[BEGIN Raw records]

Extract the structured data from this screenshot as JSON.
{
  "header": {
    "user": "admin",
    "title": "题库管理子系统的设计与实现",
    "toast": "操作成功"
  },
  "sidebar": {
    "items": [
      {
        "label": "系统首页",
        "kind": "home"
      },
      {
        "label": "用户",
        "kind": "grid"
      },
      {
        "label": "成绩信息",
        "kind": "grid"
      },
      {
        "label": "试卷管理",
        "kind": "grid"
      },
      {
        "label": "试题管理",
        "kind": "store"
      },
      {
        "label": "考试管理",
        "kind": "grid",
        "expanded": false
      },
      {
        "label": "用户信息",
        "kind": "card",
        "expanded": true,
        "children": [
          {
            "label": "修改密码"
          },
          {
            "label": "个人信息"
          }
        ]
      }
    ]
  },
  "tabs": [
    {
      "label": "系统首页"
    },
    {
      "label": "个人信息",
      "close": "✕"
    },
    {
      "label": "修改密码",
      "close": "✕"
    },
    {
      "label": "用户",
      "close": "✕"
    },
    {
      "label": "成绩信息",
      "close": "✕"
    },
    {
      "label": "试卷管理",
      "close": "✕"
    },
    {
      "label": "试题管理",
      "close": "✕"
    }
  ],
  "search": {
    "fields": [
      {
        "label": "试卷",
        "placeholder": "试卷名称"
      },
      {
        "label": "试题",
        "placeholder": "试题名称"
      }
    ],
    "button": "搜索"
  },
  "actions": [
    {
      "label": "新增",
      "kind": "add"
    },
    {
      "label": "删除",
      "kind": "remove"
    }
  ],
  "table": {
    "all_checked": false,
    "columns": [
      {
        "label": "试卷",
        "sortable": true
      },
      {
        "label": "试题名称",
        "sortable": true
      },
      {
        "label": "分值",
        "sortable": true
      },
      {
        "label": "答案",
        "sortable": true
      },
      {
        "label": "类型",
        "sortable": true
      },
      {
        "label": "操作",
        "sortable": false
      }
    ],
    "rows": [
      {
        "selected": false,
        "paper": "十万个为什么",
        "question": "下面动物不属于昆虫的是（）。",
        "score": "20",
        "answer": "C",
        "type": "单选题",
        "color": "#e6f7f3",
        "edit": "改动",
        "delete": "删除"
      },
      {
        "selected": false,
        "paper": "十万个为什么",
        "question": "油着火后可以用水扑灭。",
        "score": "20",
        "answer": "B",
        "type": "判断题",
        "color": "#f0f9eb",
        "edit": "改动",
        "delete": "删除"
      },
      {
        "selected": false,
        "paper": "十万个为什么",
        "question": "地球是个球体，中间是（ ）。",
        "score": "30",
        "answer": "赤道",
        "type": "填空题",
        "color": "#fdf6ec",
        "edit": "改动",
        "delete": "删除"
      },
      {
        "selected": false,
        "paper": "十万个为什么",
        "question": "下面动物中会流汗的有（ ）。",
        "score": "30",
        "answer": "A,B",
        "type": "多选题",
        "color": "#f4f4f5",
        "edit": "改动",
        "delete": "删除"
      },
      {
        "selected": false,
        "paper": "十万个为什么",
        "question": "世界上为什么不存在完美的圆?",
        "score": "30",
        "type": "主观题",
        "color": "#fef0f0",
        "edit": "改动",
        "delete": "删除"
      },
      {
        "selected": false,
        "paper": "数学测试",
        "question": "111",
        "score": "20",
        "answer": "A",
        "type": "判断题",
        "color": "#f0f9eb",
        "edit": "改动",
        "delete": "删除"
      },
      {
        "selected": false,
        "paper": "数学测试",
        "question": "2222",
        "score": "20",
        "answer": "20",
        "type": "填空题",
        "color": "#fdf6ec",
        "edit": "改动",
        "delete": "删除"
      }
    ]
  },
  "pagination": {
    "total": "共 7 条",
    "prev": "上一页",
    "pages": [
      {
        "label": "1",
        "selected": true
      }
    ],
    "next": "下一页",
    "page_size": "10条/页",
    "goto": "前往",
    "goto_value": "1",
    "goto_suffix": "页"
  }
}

[END Raw records]

Every record shown above should be written out again exactly.

Extract the structured data from this screenshot as JSON.
{
  "header": {
    "user": "admin",
    "title": "题库管理子系统的设计与实现",
    "toast": "操作成功"
  },
  "sidebar": {
    "items": [
      {
        "label": "系统首页",
        "kind": "home"
      },
      {
        "label": "用户",
        "kind": "grid"
      },
      {
        "label": "成绩信息",
        "kind": "grid"
      },
      {
        "label": "试卷管理",
        "kind": "grid"
      },
      {
        "label": "试题管理",
        "kind": "store"
      },
      {
        "label": "考试管理",
        "kind": "grid",
        "expanded": false
      },
      {
        "label": "用户信息",
        "kind": "card",
        "expanded": true,
        "children": [
          {
            "label": "修改密码"
          },
          {
            "label": "个人信息"
          }
        ]
      }
    ]
  },
  "tabs": [
    {
      "label": "系统首页"
    },
    {
      "label": "个人信息",
      "close": "✕"
    },
    {
      "label": "修改密码",
      "close": "✕"
    },
    {
      "label": "用户",
      "close": "✕"
    },
    {
      "label": "成绩信息",
      "close": "✕"
    },
    {
      "label": "试卷管理",
      "close": "✕"
    },
    {
      "label": "试题管理",
      "close": "✕"
    }
  ],
  "search": {
    "fields": [
      {
        "label": "试卷",
        "placeholder": "试卷名称"
      },
      {
        "label": "试题",
        "placeholder": "试题名称"
      }
    ],
    "button": "搜索"
  },
  "actions": [
    {
      "label": "新增",
      "kind": "add"
    },
    {
      "label": "删除",
      "kind": "remove"
    }
  ],
  "table": {
    "all_checked": false,
    "columns": [
      {
        "label": "试卷",
        "sortable": true
      },
      {
        "label": "试题名称",
        "sortable": true
      },
      {
        "label": "分值",
        "sortable": true
      },
      {
        "label": "答案",
        "sortable": true
      },
      {
        "label": "类型",
        "sortable": true
      },
      {
        "label": "操作",
        "sortable": false
      }
    ],
    "rows": [
      {
        "selected": false,
        "paper": "十万个为什么",
        "question": "下面动物不属于昆虫的是（）。",
        "score": "20",
        "answer": "C",
        "type": "单选题",
        "color": "#e6f7f3",
        "edit": "改动",
        "delete": "删除"
      },
      {
        "selected": false,
        "paper": "十万个为什么",
        "question": "油着火后可以用水扑灭。",
        "score": "20",
        "answer": "B",
        "type": "判断题",
        "color": "#f0f9eb",
        "edit": "改动",
        "delete": "删除"
      },
      {
        "selected": false,
        "paper": "十万个为什么",
        "question": "地球是个球体，中间是（ ）。",
        "score": "30",
        "answer": "赤道",
        "type": "填空题",
        "color": "#fdf6ec",
        "edit": "改动",
        "delete": "删除"
      },
      {
        "selected": false,
        "paper": "十万个为什么",
        "question": "下面动物中会流汗的有（ ）。",
        "score": "30",
        "answer": "A,B",
        "type": "多选题",
        "color": "#f4f4f5",
        "edit": "改动",
        "delete": "删除"
      },
      {
        "selected": false,
        "paper": "十万个为什么",
        "question": "世界上为什么不存在完美的圆?",
        "score": "30",
        "type": "主观题",
        "color": "#fef0f0",
        "edit": "改动",
        "delete": "删除"
      },
      {
        "selected": false,
        "paper": "数学测试",
        "question": "111",
        "score": "20",
        "answer": "A",
        "type": "判断题",
        "color": "#f0f9eb",
        "edit": "改动",
        "delete": "删除"
      },
      {
        "selected": false,
        "paper": "数学测试",
        "question": "2222",
        "score": "20",
        "answer": "20",
        "type": "填空题",
        "color": "#fdf6ec",
        "edit": "改动",
        "delete": "删除"
      }
    ]
  },
  "pagination": {
    "total": "共 7 条",
    "prev": "上一页",
    "pages": [
      {
        "label": "1",
        "selected": true
      }
    ],
    "next": "下一页",
    "page_size": "10条/页",
    "goto": "前往",
    "goto_value": "1",
    "goto_suffix": "页"
  }
}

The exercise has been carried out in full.